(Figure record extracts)
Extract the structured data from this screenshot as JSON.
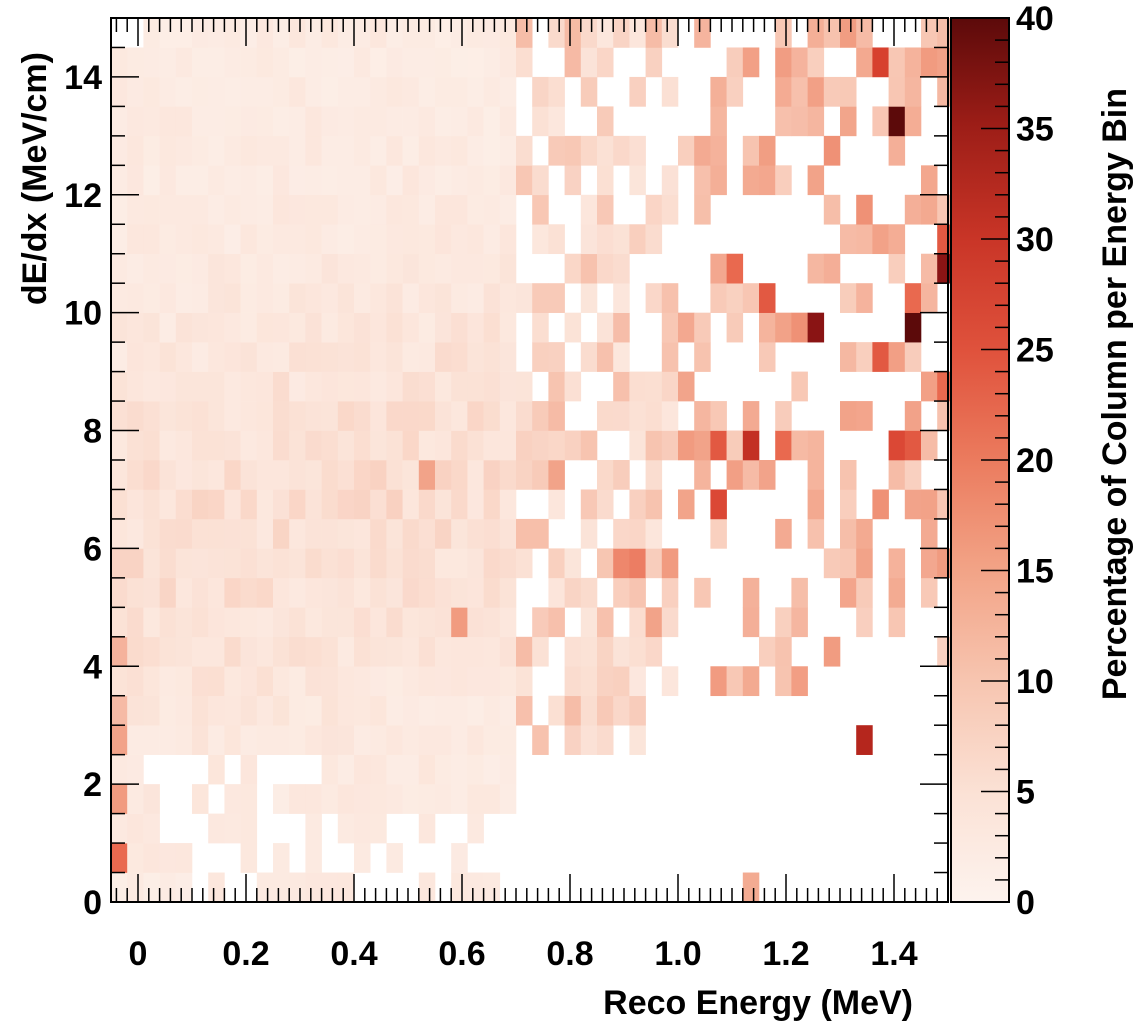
{
  "chart_data": {
    "type": "heatmap",
    "title": "",
    "xlabel": "Reco Energy (MeV)",
    "ylabel": "dE/dx (MeV/cm)",
    "zlabel": "Percentage of Column per Energy Bin",
    "xlim": [
      -0.05,
      1.5
    ],
    "ylim": [
      0,
      15
    ],
    "zlim": [
      0,
      40
    ],
    "x_ticks": [
      0,
      0.2,
      0.4,
      0.6,
      0.8,
      1.0,
      1.2,
      1.4
    ],
    "x_tick_labels": [
      "0",
      "0.2",
      "0.4",
      "0.6",
      "0.8",
      "1.0",
      "1.2",
      "1.4"
    ],
    "y_ticks": [
      0,
      2,
      4,
      6,
      8,
      10,
      12,
      14
    ],
    "y_tick_labels": [
      "0",
      "2",
      "4",
      "6",
      "8",
      "10",
      "12",
      "14"
    ],
    "z_ticks": [
      0,
      5,
      10,
      15,
      20,
      25,
      30,
      35,
      40
    ],
    "z_tick_labels": [
      "0",
      "5",
      "10",
      "15",
      "20",
      "25",
      "30",
      "35",
      "40"
    ],
    "bin_width_x": 0.03,
    "bin_height_y": 0.5,
    "colormap": [
      "#fdf2ec",
      "#fbe1d5",
      "#f7c2ae",
      "#f19b80",
      "#e9694f",
      "#d7402e",
      "#b5261d",
      "#8a1414",
      "#5c0a0a"
    ],
    "highlight_cells": [
      {
        "x": -0.035,
        "y": 0.75,
        "value": 20
      },
      {
        "x": -0.035,
        "y": 1.75,
        "value": 15
      },
      {
        "x": -0.035,
        "y": 2.75,
        "value": 14
      },
      {
        "x": -0.035,
        "y": 3.25,
        "value": 11
      },
      {
        "x": -0.035,
        "y": 4.25,
        "value": 12
      },
      {
        "x": 0.585,
        "y": 4.75,
        "value": 15
      },
      {
        "x": 0.525,
        "y": 7.25,
        "value": 14
      },
      {
        "x": 0.765,
        "y": 7.25,
        "value": 14
      },
      {
        "x": 0.885,
        "y": 5.75,
        "value": 17
      },
      {
        "x": 0.915,
        "y": 5.75,
        "value": 18
      },
      {
        "x": 0.945,
        "y": 4.75,
        "value": 14
      },
      {
        "x": 0.975,
        "y": 5.75,
        "value": 15
      },
      {
        "x": 1.005,
        "y": 7.75,
        "value": 15
      },
      {
        "x": 1.035,
        "y": 7.75,
        "value": 14
      },
      {
        "x": 1.065,
        "y": 7.75,
        "value": 22
      },
      {
        "x": 1.065,
        "y": 6.75,
        "value": 24
      },
      {
        "x": 1.125,
        "y": 7.75,
        "value": 28
      },
      {
        "x": 1.125,
        "y": 0.25,
        "value": 13
      },
      {
        "x": 1.095,
        "y": 10.75,
        "value": 20
      },
      {
        "x": 1.155,
        "y": 10.25,
        "value": 22
      },
      {
        "x": 1.185,
        "y": 7.75,
        "value": 20
      },
      {
        "x": 1.215,
        "y": 9.75,
        "value": 16
      },
      {
        "x": 1.245,
        "y": 9.75,
        "value": 35
      },
      {
        "x": 1.245,
        "y": 12.25,
        "value": 14
      },
      {
        "x": 1.275,
        "y": 12.75,
        "value": 16
      },
      {
        "x": 1.305,
        "y": 8.25,
        "value": 14
      },
      {
        "x": 1.335,
        "y": 2.75,
        "value": 30
      },
      {
        "x": 1.335,
        "y": 11.75,
        "value": 16
      },
      {
        "x": 1.365,
        "y": 14.25,
        "value": 25
      },
      {
        "x": 1.365,
        "y": 9.25,
        "value": 22
      },
      {
        "x": 1.365,
        "y": 6.75,
        "value": 16
      },
      {
        "x": 1.395,
        "y": 13.25,
        "value": 40
      },
      {
        "x": 1.395,
        "y": 7.75,
        "value": 24
      },
      {
        "x": 1.425,
        "y": 9.75,
        "value": 40
      },
      {
        "x": 1.425,
        "y": 7.75,
        "value": 22
      },
      {
        "x": 1.425,
        "y": 10.25,
        "value": 20
      },
      {
        "x": 1.455,
        "y": 14.25,
        "value": 15
      },
      {
        "x": 1.485,
        "y": 10.75,
        "value": 35
      },
      {
        "x": 1.485,
        "y": 11.25,
        "value": 22
      },
      {
        "x": 1.485,
        "y": 8.75,
        "value": 20
      },
      {
        "x": 1.485,
        "y": 5.75,
        "value": 15
      }
    ]
  }
}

= Goal =
Pick out each line containing the string "Energy" and copy it.

= Response for this exercise =
    "xlabel": "Reco Energy (MeV)",
    "zlabel": "Percentage of Column per Energy Bin",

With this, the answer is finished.